| Exercise prompt |
Identify the lines that contain the string "EUMETSAT" and report only how many there are.

# Data provided start

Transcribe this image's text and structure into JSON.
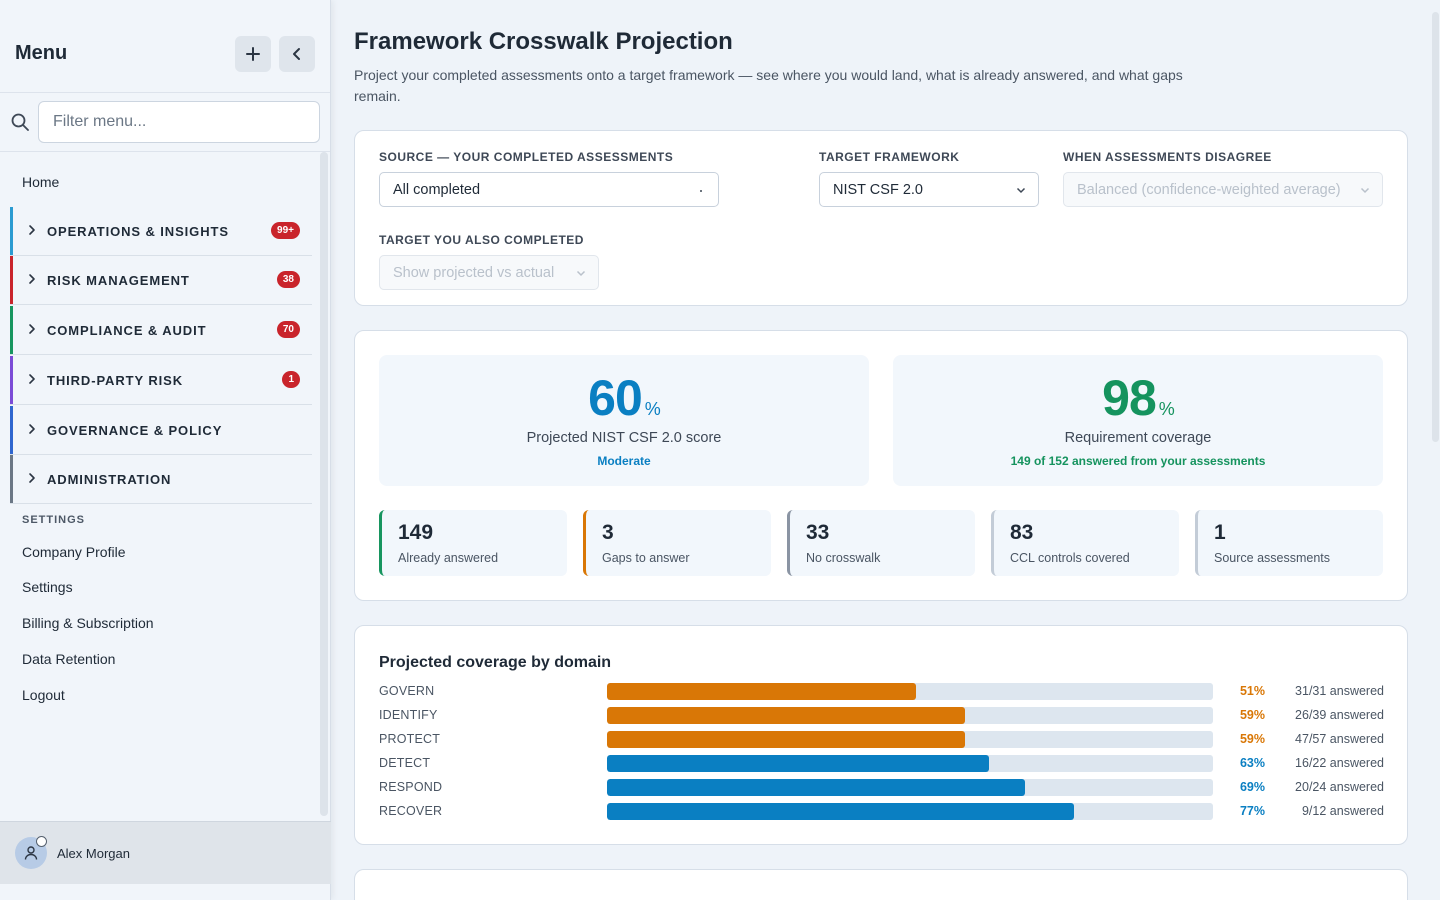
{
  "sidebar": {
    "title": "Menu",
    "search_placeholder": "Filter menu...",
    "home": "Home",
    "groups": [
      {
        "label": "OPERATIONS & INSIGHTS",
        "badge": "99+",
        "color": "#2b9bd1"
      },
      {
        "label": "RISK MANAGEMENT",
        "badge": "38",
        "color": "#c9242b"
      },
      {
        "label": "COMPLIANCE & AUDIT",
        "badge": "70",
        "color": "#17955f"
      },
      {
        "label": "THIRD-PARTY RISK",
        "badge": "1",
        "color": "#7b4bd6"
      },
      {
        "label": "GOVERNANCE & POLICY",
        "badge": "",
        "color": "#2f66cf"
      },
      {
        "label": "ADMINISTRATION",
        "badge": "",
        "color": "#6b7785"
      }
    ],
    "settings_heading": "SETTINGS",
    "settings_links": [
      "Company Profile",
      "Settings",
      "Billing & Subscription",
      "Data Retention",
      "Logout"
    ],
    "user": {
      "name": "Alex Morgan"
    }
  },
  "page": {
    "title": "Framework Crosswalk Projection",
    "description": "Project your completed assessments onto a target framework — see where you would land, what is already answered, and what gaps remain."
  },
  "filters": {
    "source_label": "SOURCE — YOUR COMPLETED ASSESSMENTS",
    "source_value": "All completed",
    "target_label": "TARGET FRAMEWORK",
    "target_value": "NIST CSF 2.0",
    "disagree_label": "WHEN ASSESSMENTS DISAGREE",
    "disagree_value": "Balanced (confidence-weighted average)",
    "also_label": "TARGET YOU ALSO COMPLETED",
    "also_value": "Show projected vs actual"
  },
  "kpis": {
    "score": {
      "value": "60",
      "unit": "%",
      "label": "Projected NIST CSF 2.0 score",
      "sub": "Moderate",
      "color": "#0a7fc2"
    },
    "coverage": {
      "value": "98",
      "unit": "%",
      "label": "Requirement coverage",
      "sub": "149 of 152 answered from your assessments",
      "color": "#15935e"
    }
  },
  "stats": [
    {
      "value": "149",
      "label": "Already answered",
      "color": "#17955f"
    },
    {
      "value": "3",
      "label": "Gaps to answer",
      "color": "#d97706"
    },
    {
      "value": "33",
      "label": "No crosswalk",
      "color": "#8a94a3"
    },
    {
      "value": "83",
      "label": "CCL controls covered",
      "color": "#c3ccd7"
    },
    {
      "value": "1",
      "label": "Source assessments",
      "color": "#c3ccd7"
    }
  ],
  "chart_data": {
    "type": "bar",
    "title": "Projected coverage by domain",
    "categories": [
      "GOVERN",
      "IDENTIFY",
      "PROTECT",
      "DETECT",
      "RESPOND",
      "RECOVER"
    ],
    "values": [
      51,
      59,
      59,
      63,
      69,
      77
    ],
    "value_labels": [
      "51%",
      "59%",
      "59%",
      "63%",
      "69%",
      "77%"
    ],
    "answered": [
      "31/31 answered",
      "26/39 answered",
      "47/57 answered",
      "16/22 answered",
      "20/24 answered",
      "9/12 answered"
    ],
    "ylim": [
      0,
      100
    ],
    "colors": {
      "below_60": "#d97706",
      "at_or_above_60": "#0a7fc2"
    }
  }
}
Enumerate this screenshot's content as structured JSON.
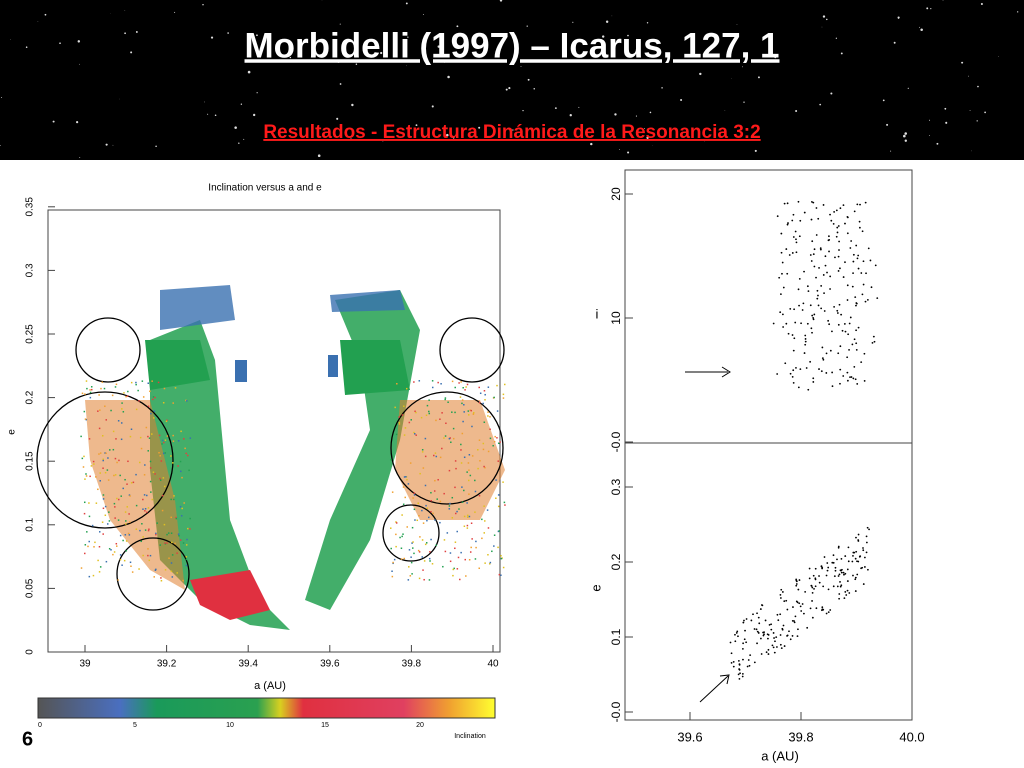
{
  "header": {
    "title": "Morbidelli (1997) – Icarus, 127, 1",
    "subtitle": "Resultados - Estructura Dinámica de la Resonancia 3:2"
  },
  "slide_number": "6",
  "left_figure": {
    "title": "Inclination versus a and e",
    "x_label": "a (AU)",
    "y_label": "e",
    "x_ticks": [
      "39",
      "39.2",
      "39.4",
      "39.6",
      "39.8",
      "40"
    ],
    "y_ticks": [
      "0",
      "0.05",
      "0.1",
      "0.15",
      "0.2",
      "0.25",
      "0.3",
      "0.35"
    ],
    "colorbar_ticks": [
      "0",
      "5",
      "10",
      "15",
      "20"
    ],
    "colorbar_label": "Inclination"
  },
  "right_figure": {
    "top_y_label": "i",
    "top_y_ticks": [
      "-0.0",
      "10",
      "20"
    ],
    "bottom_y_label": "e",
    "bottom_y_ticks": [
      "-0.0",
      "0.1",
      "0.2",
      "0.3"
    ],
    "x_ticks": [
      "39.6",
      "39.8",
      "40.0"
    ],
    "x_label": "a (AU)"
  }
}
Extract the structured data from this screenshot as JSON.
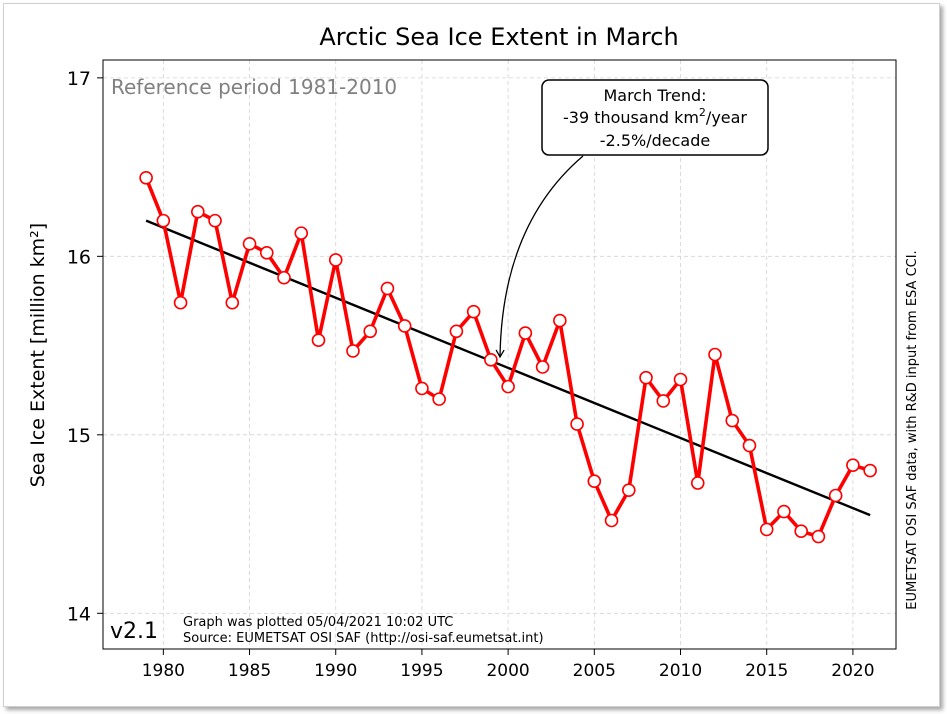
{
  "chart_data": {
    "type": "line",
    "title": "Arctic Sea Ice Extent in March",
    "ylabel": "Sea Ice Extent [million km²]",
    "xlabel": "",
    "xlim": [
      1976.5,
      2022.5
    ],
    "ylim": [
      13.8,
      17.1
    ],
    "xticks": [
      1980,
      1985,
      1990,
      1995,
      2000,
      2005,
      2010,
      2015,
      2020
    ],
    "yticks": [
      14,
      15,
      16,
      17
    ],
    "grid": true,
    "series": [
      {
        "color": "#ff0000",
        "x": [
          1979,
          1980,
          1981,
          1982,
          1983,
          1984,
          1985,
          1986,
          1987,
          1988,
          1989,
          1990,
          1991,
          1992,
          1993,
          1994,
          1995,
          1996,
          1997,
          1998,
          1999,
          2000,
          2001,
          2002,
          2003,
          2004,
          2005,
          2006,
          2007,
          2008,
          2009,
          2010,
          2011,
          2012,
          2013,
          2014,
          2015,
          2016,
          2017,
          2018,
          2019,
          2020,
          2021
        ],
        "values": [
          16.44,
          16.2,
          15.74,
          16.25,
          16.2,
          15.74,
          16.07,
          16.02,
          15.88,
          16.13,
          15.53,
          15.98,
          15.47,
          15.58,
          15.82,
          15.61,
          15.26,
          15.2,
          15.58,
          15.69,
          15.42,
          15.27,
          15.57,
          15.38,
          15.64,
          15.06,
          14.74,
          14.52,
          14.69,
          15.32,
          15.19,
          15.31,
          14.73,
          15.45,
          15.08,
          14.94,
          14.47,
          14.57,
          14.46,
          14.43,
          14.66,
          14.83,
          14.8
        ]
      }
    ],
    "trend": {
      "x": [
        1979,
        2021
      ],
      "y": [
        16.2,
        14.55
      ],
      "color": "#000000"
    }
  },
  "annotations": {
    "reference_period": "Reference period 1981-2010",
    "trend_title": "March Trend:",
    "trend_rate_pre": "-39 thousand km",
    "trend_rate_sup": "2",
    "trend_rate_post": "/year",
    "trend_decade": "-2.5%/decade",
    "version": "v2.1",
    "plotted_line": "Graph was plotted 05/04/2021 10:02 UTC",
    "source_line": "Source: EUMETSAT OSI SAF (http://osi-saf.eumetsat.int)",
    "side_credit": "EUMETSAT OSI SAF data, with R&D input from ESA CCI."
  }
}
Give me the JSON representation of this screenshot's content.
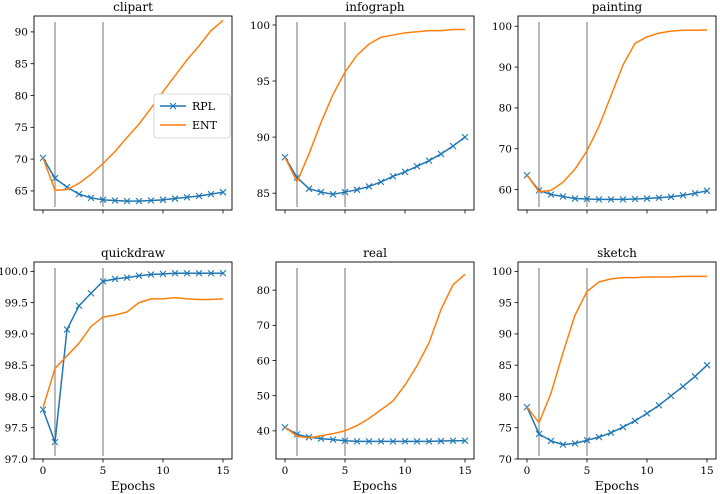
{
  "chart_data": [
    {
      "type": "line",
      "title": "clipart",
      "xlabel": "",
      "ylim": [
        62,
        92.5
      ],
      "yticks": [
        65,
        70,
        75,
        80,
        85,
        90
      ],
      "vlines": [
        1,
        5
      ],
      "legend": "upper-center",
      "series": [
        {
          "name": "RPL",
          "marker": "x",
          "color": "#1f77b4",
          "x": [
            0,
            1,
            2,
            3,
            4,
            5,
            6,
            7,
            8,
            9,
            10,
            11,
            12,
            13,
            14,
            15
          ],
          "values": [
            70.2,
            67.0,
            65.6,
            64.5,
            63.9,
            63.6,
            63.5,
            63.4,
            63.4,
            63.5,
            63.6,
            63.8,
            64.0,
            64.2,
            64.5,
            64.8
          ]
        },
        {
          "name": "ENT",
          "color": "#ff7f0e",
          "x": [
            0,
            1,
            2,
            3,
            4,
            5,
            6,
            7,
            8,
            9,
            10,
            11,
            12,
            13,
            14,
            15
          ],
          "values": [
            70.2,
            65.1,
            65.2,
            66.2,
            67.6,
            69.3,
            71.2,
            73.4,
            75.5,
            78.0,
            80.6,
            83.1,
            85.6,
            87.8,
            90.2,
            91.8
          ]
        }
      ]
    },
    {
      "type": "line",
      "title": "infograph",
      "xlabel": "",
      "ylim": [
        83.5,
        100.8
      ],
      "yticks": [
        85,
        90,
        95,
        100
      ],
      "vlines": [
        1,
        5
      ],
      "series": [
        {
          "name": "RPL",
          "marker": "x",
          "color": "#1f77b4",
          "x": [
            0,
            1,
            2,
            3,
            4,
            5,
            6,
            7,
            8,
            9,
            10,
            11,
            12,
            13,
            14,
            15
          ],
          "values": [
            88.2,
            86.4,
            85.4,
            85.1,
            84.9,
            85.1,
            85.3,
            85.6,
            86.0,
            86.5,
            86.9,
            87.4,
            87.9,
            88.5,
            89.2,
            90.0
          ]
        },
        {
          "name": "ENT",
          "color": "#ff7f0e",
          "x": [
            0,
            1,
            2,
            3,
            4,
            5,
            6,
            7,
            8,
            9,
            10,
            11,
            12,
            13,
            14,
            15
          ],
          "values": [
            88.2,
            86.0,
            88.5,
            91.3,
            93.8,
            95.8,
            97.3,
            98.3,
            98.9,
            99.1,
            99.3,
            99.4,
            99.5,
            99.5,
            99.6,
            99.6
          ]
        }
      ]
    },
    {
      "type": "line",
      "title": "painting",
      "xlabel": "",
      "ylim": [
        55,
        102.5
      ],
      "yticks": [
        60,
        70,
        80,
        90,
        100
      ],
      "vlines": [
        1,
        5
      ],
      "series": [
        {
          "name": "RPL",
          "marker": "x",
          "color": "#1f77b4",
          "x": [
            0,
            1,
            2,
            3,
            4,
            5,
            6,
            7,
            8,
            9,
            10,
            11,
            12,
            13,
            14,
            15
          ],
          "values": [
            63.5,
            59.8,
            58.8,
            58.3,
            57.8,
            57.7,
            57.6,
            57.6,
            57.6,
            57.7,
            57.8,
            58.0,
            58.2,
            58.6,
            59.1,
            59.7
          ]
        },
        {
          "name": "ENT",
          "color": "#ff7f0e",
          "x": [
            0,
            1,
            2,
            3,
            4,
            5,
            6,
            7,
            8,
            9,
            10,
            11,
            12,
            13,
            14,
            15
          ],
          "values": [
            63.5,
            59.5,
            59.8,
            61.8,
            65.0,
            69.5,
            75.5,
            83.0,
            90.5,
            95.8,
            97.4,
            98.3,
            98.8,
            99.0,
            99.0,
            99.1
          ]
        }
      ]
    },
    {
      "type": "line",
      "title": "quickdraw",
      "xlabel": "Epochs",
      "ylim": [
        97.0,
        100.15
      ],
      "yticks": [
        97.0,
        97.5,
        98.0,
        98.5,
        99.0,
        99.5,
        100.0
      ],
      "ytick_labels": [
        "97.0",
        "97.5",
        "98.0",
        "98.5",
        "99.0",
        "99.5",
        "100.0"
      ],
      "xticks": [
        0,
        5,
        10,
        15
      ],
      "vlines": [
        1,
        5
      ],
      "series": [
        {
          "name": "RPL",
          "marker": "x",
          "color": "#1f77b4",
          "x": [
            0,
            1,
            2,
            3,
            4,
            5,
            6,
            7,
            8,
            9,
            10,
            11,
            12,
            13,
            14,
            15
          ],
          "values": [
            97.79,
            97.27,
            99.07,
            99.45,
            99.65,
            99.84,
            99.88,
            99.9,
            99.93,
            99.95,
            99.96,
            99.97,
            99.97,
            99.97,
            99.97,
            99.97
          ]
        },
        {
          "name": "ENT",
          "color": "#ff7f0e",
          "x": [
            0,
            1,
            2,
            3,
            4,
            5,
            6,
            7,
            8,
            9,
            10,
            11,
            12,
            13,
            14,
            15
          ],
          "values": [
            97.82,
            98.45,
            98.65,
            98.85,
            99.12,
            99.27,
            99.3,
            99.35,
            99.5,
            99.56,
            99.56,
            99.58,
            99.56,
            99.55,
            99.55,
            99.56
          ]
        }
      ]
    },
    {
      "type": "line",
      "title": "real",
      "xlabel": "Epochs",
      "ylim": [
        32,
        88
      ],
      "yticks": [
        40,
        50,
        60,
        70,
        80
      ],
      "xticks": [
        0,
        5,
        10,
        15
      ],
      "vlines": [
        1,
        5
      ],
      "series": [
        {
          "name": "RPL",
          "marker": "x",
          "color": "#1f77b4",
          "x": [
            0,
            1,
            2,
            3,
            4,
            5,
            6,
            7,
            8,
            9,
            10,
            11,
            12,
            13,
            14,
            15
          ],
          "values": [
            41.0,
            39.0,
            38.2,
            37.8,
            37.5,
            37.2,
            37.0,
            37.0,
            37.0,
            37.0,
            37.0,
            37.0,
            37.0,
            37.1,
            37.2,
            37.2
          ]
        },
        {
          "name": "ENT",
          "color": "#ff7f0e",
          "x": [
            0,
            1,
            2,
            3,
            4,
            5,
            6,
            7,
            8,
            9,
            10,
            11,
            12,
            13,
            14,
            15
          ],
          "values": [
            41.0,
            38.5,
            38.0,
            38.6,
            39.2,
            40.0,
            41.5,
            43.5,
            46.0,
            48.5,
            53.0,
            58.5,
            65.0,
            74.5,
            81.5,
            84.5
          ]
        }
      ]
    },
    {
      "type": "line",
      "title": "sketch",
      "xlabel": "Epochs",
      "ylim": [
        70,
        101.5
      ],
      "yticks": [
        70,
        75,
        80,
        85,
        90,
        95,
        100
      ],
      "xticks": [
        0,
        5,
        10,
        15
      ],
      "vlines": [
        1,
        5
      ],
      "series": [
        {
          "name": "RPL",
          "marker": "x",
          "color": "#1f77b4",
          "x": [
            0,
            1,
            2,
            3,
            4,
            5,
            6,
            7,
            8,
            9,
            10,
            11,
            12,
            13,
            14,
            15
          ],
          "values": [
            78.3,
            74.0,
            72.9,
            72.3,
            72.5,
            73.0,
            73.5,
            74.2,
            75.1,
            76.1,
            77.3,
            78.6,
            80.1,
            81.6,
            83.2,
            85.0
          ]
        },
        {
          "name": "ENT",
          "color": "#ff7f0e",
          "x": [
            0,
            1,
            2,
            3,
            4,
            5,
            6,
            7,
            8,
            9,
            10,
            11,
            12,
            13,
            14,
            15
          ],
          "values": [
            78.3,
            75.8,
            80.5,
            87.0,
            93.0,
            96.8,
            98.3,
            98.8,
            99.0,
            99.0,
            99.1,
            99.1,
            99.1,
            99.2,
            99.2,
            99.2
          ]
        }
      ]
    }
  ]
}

# Data provided end

| Answer to the task |
2